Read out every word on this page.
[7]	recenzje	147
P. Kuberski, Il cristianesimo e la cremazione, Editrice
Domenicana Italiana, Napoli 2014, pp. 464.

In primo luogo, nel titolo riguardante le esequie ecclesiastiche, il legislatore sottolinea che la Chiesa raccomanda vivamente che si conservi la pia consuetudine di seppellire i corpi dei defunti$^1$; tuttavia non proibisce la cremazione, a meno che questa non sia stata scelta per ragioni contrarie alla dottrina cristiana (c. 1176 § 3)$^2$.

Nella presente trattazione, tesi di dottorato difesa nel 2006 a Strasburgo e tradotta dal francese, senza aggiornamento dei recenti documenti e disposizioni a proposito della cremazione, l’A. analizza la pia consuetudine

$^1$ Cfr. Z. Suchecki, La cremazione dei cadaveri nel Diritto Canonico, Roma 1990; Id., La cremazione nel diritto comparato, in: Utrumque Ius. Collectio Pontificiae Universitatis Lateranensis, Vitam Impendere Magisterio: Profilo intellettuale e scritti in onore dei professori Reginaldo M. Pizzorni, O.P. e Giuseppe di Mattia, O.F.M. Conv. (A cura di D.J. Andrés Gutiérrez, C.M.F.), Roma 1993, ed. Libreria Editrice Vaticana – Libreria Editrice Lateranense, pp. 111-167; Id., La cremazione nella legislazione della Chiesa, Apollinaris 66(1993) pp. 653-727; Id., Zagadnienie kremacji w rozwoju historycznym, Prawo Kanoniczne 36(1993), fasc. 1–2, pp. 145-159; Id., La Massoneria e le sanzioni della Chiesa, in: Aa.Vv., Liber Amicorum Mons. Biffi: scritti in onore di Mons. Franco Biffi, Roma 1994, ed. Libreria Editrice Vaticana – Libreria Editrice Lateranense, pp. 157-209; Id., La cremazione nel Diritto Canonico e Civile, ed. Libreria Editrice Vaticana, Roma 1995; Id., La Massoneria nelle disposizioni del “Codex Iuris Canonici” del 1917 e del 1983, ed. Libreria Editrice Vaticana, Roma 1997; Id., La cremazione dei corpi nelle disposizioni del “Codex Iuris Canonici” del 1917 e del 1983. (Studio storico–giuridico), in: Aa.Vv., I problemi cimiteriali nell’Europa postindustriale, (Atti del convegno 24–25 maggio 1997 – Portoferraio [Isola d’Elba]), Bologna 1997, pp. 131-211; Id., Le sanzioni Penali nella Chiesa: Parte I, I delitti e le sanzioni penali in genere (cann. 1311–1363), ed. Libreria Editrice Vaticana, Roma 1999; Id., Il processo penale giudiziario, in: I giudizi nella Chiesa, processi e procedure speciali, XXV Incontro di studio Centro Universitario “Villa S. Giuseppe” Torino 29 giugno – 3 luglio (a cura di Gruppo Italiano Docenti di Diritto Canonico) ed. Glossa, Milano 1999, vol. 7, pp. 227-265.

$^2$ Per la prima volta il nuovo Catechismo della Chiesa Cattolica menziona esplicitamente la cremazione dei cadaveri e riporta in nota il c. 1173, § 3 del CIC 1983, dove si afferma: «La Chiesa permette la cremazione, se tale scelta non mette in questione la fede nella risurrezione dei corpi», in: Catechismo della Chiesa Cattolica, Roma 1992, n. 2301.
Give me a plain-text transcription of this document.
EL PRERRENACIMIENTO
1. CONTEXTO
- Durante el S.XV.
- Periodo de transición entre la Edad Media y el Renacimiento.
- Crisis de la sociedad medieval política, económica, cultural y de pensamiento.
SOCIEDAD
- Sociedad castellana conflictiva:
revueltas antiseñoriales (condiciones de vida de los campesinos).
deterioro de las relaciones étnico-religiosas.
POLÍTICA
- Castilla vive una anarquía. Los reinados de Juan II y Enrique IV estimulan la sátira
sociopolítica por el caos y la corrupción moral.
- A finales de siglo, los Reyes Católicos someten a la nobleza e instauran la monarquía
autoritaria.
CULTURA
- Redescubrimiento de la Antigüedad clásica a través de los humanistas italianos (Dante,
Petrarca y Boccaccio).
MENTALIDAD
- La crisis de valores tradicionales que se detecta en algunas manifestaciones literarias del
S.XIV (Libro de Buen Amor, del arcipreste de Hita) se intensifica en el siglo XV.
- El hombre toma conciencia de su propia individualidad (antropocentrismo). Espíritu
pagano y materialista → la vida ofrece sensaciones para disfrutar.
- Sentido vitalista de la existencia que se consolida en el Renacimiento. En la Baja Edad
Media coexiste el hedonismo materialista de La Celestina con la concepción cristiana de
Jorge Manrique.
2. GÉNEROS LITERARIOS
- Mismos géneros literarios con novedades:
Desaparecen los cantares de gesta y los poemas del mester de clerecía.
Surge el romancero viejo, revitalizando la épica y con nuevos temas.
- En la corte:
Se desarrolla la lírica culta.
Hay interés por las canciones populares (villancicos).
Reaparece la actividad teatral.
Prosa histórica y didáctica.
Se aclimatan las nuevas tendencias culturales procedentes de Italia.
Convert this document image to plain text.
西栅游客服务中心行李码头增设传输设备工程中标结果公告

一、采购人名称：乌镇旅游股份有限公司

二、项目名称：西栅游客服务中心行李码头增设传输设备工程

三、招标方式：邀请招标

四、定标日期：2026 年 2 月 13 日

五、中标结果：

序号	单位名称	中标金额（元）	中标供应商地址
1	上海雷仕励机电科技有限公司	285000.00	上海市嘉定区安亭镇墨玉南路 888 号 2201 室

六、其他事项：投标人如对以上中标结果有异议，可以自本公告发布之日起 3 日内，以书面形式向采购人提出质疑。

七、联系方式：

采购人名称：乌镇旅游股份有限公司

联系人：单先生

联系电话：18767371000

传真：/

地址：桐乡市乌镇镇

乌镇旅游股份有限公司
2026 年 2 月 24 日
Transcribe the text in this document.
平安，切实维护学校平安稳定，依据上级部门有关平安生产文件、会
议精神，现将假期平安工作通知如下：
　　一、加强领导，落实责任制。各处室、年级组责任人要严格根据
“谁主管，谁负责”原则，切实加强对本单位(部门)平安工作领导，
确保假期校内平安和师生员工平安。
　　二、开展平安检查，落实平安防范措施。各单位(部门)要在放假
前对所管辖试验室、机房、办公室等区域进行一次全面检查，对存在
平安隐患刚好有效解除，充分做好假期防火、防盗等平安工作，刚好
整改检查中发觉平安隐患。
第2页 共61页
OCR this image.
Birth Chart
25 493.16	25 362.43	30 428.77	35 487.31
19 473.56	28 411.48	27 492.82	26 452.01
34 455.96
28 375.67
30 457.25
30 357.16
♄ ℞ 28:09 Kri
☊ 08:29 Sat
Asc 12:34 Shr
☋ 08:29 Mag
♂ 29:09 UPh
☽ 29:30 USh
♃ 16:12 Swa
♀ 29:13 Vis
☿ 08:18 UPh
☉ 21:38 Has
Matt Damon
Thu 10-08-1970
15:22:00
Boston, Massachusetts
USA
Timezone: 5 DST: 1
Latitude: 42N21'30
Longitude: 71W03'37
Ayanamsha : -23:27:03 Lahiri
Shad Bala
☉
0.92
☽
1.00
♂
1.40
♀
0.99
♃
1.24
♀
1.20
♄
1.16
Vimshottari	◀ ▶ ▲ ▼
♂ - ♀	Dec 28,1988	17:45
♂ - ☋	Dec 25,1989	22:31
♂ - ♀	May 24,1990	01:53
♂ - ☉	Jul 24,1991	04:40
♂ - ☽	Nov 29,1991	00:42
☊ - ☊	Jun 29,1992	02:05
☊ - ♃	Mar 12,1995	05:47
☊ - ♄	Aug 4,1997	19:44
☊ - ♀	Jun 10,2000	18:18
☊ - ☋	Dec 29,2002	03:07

Task
Find the lines that include the string "disposizioni", then copy each of them.

Task solution
Nella presente trattazione, tesi di dottorato difesa nel 2006 a Strasburgo e tradotta dal francese, senza aggiornamento dei recenti documenti e disposizioni a proposito della cremazione, l’A. analizza la pia consuetudine
$^1$ Cfr. Z. Suchecki, La cremazione dei cadaveri nel Diritto Canonico, Roma 1990; Id., La cremazione nel diritto comparato, in: Utrumque Ius. Collectio Pontificiae Universitatis Lateranensis, Vitam Impendere Magisterio: Profilo intellettuale e scritti in onore dei professori Reginaldo M. Pizzorni, O.P. e Giuseppe di Mattia, O.F.M. Conv. (A cura di D.J. Andrés Gutiérrez, C.M.F.), Roma 1993, ed. Libreria Editrice Vaticana – Libreria Editrice Lateranense, pp. 111-167; Id., La cremazione nella legislazione della Chiesa, Apollinaris 66(1993) pp. 653-727; Id., Zagadnienie kremacji w rozwoju historycznym, Prawo Kanoniczne 36(1993), fasc. 1–2, pp. 145-159; Id., La Massoneria e le sanzioni della Chiesa, in: Aa.Vv., Liber Amicorum Mons. Biffi: scritti in onore di Mons. Franco Biffi, Roma 1994, ed. Libreria Editrice Vaticana – Libreria Editrice Lateranense, pp. 157-209; Id., La cremazione nel Diritto Canonico e Civile, ed. Libreria Editrice Vaticana, Roma 1995; Id., La Massoneria nelle disposizioni del “Codex Iuris Canonici” del 1917 e del 1983, ed. Libreria Editrice Vaticana, Roma 1997; Id., La cremazione dei corpi nelle disposizioni del “Codex Iuris Canonici” del 1917 e del 1983. (Studio storico–giuridico), in: Aa.Vv., I problemi cimiteriali nell’Europa postindustriale, (Atti del convegno 24–25 maggio 1997 – Portoferraio [Isola d’Elba]), Bologna 1997, pp. 131-211; Id., Le sanzioni Penali nella Chiesa: Parte I, I delitti e le sanzioni penali in genere (cann. 1311–1363), ed. Libreria Editrice Vaticana, Roma 1999; Id., Il processo penale giudiziario, in: I giudizi nella Chiesa, processi e procedure speciali, XXV Incontro di studio Centro Universitario “Villa S. Giuseppe” Torino 29 giugno – 3 luglio (a cura di Gruppo Italiano Docenti di Diritto Canonico) ed. Glossa, Milano 1999, vol. 7, pp. 227-265.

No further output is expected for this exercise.